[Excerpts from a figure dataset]
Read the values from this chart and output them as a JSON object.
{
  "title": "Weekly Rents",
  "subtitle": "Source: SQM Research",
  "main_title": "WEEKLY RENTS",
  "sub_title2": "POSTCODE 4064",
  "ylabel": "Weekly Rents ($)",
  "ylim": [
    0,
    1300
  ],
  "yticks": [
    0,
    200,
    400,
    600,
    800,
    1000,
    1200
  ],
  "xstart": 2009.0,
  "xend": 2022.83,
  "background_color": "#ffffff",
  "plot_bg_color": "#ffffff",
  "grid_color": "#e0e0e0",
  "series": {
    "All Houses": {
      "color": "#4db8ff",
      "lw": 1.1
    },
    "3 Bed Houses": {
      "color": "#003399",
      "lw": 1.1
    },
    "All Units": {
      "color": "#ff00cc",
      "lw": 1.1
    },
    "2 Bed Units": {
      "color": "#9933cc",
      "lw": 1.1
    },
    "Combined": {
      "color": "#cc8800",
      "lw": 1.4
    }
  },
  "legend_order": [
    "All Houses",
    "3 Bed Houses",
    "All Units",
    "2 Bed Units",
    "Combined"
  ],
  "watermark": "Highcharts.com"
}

> _WHAT TO DO_: Using the exact wording, write out all of the records.

> _EXERCISE RESULT_:
Read the values from this chart and output them as a JSON object.
{
  "title": "Weekly Rents",
  "subtitle": "Source: SQM Research",
  "main_title": "WEEKLY RENTS",
  "sub_title2": "POSTCODE 4064",
  "ylabel": "Weekly Rents ($)",
  "ylim": [
    0,
    1300
  ],
  "yticks": [
    0,
    200,
    400,
    600,
    800,
    1000,
    1200
  ],
  "xstart": 2009.0,
  "xend": 2022.83,
  "background_color": "#ffffff",
  "plot_bg_color": "#ffffff",
  "grid_color": "#e0e0e0",
  "series": {
    "All Houses": {
      "color": "#4db8ff",
      "lw": 1.1
    },
    "3 Bed Houses": {
      "color": "#003399",
      "lw": 1.1
    },
    "All Units": {
      "color": "#ff00cc",
      "lw": 1.1
    },
    "2 Bed Units": {
      "color": "#9933cc",
      "lw": 1.1
    },
    "Combined": {
      "color": "#cc8800",
      "lw": 1.4
    }
  },
  "legend_order": [
    "All Houses",
    "3 Bed Houses",
    "All Units",
    "2 Bed Units",
    "Combined"
  ],
  "watermark": "Highcharts.com"
}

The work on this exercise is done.